FRAGMENTO DE PÁGINA:
====================

Ballet

El ballet es un tipo de danza que puede ser practicada por niñas y niños, sin distinción de sexo. Esta disciplina los ayuda a adquirir seguridad y carácter para vencer el miedo y además les da facultades para tomar decisiones.

La edad primordial para iniciar las clases de ballet es a los 3 años. En esta etapa, los niños iniciarán algunos movimientos de coordinación y dinámicas donde por medio del juego realizan posturas básicas y generales. A los 7 años, están listos para practicar el ballet a nivel profesional.

¿Por qué el ballet para los niños?

La técnica clásica es utilizada como base de la mayoría de los trabajos corporales artísticos, debido a que su práctica se enfoca en la colocación de los diferentes ejes del cuerpo, la corrección de hábitos posturales, y contribuye a facilitar el reconocimiento y el dominio del cuerpo. Por lo tanto, su práctica no está asociada necesariamente a la formación de bailarines profesionales. Con las herramientas que proporciona la danza clásica, los niños se sentirán seguros y cómodos con su cuerpo a la hora de moverse con otros ritmos. Esto les ayuda a mejorar la confianza en sí mismos y a desenvolverse socialmente sin dificultades.

====================

Enumera todo aquello en lo que, según el fragmento sobre el ballet, se enfoca la práctica de la técnica clásica o a lo que contribuye. Los datos no intervienen en esta tarea.

====================

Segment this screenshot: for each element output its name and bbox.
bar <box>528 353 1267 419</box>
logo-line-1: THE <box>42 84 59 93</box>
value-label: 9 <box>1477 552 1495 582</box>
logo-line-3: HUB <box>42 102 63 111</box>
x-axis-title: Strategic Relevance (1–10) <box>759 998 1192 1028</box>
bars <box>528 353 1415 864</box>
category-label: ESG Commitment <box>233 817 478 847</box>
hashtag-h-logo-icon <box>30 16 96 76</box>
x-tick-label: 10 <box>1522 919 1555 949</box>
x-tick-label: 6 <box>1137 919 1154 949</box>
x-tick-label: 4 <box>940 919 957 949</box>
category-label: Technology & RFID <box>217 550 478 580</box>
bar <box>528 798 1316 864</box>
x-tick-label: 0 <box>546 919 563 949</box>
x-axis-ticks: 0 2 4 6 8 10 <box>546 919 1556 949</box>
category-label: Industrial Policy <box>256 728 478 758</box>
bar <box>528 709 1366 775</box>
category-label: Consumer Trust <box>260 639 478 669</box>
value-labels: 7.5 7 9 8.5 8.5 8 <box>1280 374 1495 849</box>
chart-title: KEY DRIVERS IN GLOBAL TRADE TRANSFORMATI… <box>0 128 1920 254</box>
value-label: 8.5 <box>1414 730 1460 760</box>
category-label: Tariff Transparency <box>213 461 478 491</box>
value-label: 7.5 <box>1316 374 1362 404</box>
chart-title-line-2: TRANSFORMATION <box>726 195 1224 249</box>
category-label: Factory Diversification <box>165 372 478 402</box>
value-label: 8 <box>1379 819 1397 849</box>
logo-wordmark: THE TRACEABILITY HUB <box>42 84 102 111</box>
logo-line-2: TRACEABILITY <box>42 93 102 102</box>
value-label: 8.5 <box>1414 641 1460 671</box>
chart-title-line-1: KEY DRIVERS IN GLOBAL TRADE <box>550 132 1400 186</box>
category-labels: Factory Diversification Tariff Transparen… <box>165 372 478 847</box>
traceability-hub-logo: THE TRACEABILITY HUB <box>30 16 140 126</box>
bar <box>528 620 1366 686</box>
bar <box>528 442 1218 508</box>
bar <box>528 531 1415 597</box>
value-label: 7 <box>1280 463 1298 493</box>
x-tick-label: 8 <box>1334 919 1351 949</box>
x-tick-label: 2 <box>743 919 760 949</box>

====================

RESULTADO:
- La colocación de los diferentes ejes del cuerpo
- La corrección de hábitos posturales
- Facilitar el reconocimiento y el dominio del cuerpo